= CONSIGNE ÉCRITE =
D'après l'extrait sur la révélation, pourquoi aucune interprétation, qu'elle soit trop petite ou trop grande, ne peut-elle nous contenter ? Répondez en une à trois phrases.

Mais là n'est pas, pour l'instant, la question. Admettons que l'une


d'elles, celle des livres sacrés de l'Inde, par exemple, soit vraie,
incontestable et scientifiquement établie par nos recherches, ou
qu'une communication interplanétaire ou une déclaration d'un être
surhumain ne permette plus de douter de son authenticité: quelle
influence une telle révélation aura-t-elle sur notre vie? Qu'y
transformera-t-elle, quel élément nouveau apportera-t-elle à notre
morale, à notre bonheur? Sans doute fort peu de chose. Elle passera
trop haut, elle ne descendra pas jusqu'à nous, elle ne nous touchera
point, nous nous perdrons en son immensité, et, au fond, sachant
tout, nous ne serons ni plus heureux ni plus savants que lorsque
nous ne savions rien.
Ne pas savoir ce qu'il est venu faire sur cette terre, voilà le grand
et l'éternel tourment de l'homme. Or, il faut bien se dire que la vérité
vraie de l'univers, si nous l'apprenons quelque jour, sera
probablement assez semblable à l'une ou l'autre de ces révélations
qui, ayant l'air de nous apprendre tout, ne nous apprennent rien.
Elle aura du moins le même caractère inhumain. Il faudra bien
qu'elle soit aussi illimitée dans l'espace et le temps, aussi abyssale,
aussi étrangère à nos sens et à notre cerveau. Plus la révélation sera
immense et haute, plus elle aura chance d'être vraie; mais plus aussi
elle s'éloignera de nous, moins elle nous intéressera. Nous ne
pouvons guère espérer de sortir de ce dilemme décourageant: les
révélations, les explications ou les interprétations trop petites ne
nous satisferont point parce que nous les pressentirons insuffisantes,
et celles qui seront trop grandes passeront trop loin de nous pour
nous atteindre.
II

Il serait cependant souhaitable que cette révélation des livres


sacrés de l'Inde fût authentique et que notre science encore si
étroite, si petite, si timide et si incohérente, confirmât peu à peu,
comme du reste elle le fait chaque jour à son insu, certains points
épars dans l'immensité sans bornes de cette immémoriale vérité.

Données des éléments et des zones
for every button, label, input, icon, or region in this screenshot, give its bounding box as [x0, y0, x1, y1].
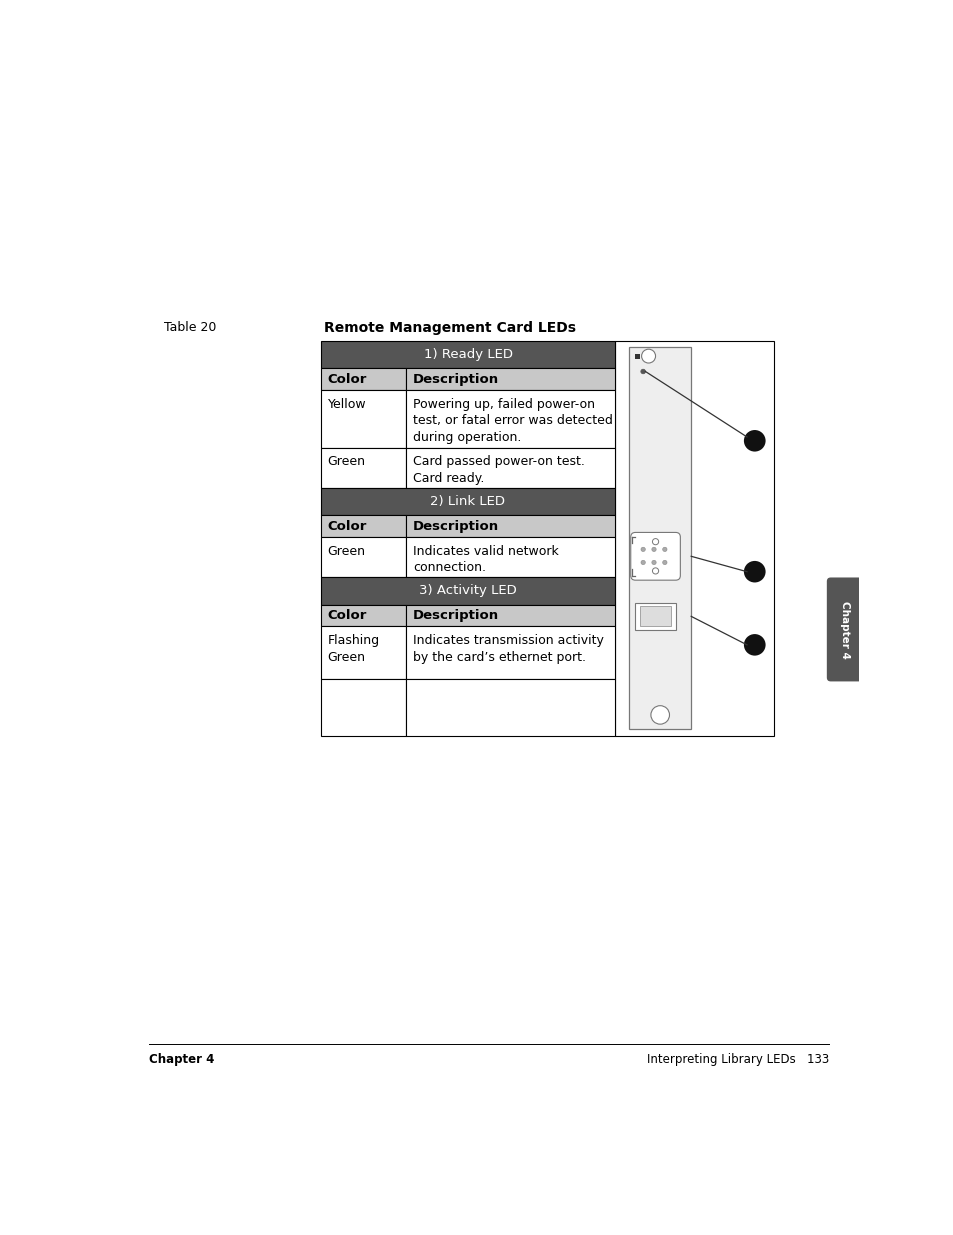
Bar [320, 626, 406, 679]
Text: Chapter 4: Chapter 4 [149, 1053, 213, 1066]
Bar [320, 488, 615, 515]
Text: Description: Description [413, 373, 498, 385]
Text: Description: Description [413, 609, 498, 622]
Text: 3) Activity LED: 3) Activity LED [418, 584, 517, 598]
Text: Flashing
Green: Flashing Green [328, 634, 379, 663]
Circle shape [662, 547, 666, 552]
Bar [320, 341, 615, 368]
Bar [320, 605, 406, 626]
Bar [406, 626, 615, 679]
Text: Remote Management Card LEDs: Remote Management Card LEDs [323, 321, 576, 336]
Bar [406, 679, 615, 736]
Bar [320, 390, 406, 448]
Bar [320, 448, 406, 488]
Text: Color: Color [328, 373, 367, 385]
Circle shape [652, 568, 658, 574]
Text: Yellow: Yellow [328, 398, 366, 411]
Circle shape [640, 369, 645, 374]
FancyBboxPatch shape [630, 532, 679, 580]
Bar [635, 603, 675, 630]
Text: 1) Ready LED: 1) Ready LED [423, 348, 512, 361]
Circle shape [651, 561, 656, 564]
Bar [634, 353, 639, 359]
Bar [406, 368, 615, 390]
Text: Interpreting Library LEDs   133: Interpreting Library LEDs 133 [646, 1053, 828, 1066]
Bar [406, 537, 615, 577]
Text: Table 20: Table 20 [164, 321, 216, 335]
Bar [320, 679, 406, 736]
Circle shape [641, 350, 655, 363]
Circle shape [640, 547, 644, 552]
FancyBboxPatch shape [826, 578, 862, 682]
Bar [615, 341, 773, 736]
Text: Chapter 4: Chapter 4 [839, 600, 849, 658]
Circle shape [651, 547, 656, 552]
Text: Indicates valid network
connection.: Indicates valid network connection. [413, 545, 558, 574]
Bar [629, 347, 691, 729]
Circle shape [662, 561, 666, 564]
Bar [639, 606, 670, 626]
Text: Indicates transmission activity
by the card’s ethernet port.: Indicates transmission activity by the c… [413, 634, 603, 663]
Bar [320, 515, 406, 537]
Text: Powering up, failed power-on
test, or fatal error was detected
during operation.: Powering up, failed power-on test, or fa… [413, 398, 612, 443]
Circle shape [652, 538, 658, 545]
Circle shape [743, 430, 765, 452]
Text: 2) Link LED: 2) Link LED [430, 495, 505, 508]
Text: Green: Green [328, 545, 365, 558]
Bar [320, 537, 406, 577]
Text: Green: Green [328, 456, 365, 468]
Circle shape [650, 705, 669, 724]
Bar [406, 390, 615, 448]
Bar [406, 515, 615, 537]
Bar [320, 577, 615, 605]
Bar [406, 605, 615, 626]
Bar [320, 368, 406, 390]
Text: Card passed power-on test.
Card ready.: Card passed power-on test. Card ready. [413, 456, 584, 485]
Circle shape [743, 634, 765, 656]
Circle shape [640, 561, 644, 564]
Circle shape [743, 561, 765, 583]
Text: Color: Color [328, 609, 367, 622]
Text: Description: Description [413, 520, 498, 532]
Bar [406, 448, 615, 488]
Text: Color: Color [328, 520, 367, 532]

= EXERCICE ACHEVÉ =
Les révélations, explications ou interprétations trop petites ne nous satisferont pas, car nous les pressentirons insuffisantes. Celles qui sont trop grandes passeront trop loin de nous pour nous atteindre.